#### [What the task requires]
Below are the records. List every line holding the word "były".

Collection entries
====================
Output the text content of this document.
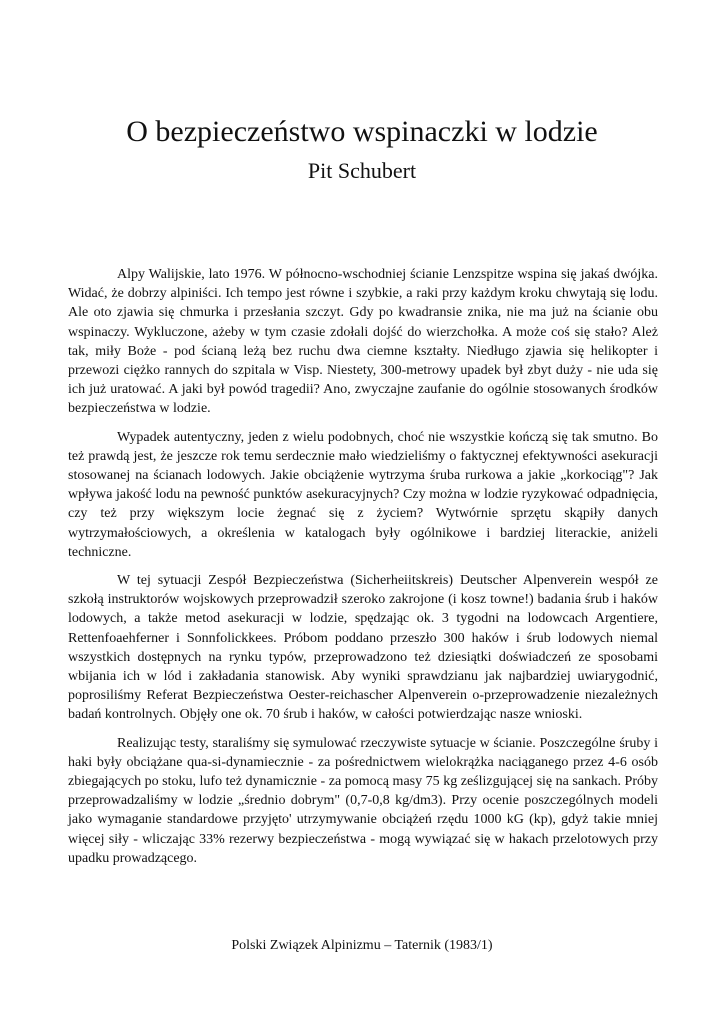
O bezpieczeństwo wspinaczki w lodzie
Pit Schubert

Alpy Walijskie, lato 1976. W północno-wschodniej ścianie Lenzspitze wspina się jakaś dwójka. Widać, że dobrzy alpiniści. Ich tempo jest równe i szybkie, a raki przy każdym kroku chwytają się lodu. Ale oto zjawia się chmurka i przesłania szczyt. Gdy po kwadransie znika, nie ma już na ścianie obu wspinaczy. Wykluczone, ażeby w tym czasie zdołali dojść do wierzchołka. A może coś się stało? Ależ tak, miły Boże - pod ścianą leżą bez ruchu dwa ciemne kształty. Niedługo zjawia się helikopter i przewozi ciężko rannych do szpitala w Visp. Niestety, 300-metrowy upadek był zbyt duży - nie uda się ich już uratować. A jaki był powód tragedii? Ano, zwyczajne zaufanie do ogólnie stosowanych środków bezpieczeństwa w lodzie.

Wypadek autentyczny, jeden z wielu podobnych, choć nie wszystkie kończą się tak smutno. Bo też prawdą jest, że jeszcze rok temu serdecznie mało wiedzieliśmy o faktycznej efektywności asekuracji stosowanej na ścianach lodowych. Jakie obciążenie wytrzyma śruba rurkowa a jakie „korkociąg"? Jak wpływa jakość lodu na pewność punktów asekuracyjnych? Czy można w lodzie ryzykować odpadnięcia, czy też przy większym locie żegnać się z życiem? Wytwórnie sprzętu skąpiły danych wytrzymałościowych, a określenia w katalogach były ogólnikowe i bardziej literackie, aniżeli techniczne.

W tej sytuacji Zespół Bezpieczeństwa (Sicherheiitskreis) Deutscher Alpenverein wespół ze szkołą instruktorów wojskowych przeprowadził szeroko zakrojone (i kosz towne!) badania śrub i haków lodowych, a także metod asekuracji w lodzie, spędzając ok. 3 tygodni na lodowcach Argentiere, Rettenfoaehferner i Sonnfolickkees. Próbom poddano przeszło 300 haków i śrub lodowych niemal wszystkich dostępnych na rynku typów, przeprowadzono też dziesiątki doświadczeń ze sposobami wbijania ich w lód i zakładania stanowisk. Aby wyniki sprawdzianu jak najbardziej uwiarygodnić, poprosiliśmy Referat Bezpieczeństwa Oester-reichascher Alpenverein o-przeprowadzenie niezależnych badań kontrolnych. Objęły one ok. 70 śrub i haków, w całości potwierdzając nasze wnioski.

Realizując testy, staraliśmy się symulować rzeczywiste sytuacje w ścianie. Poszczególne śruby i haki były obciążane qua-si-dynamiecznie - za pośrednictwem wielokrążka naciąganego przez 4-6 osób zbiegających po stoku, lufo też dynamicznie - za pomocą masy 75 kg ześlizgującej się na sankach. Próby przeprowadzaliśmy w lodzie „średnio dobrym" (0,7-0,8 kg/dm3). Przy ocenie poszczególnych modeli jako wymaganie standardowe przyjęto' utrzymywanie obciążeń rzędu 1000 kG (kp), gdyż takie mniej więcej siły - wliczając 33% rezerwy bezpieczeństwa - mogą wywiązać się w hakach przelotowych przy upadku prowadzącego.

Polski Związek Alpinizmu – Taternik (1983/1)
====================
#### [Correct response]
Wypadek autentyczny, jeden z wielu podobnych, choć nie wszystkie kończą się tak smutno. Bo też prawdą jest, że jeszcze rok temu serdecznie mało wiedzieliśmy o faktycznej efektywności asekuracji stosowanej na ścianach lodowych. Jakie obciążenie wytrzyma śruba rurkowa a jakie „korkociąg"? Jak wpływa jakość lodu na pewność punktów asekuracyjnych? Czy można w lodzie ryzykować odpadnięcia, czy też przy większym locie żegnać się z życiem? Wytwórnie sprzętu skąpiły danych wytrzymałościowych, a określenia w katalogach były ogólnikowe i bardziej literackie, aniżeli techniczne.
Realizując testy, staraliśmy się symulować rzeczywiste sytuacje w ścianie. Poszczególne śruby i haki były obciążane qua-si-dynamiecznie - za pośrednictwem wielokrążka naciąganego przez 4-6 osób zbiegających po stoku, lufo też dynamicznie - za pomocą masy 75 kg ześlizgującej się na sankach. Próby przeprowadzaliśmy w lodzie „średnio dobrym" (0,7-0,8 kg/dm3). Przy ocenie poszczególnych modeli jako wymaganie standardowe przyjęto' utrzymywanie obciążeń rzędu 1000 kG (kp), gdyż takie mniej więcej siły - wliczając 33% rezerwy bezpieczeństwa - mogą wywiązać się w hakach przelotowych przy upadku prowadzącego.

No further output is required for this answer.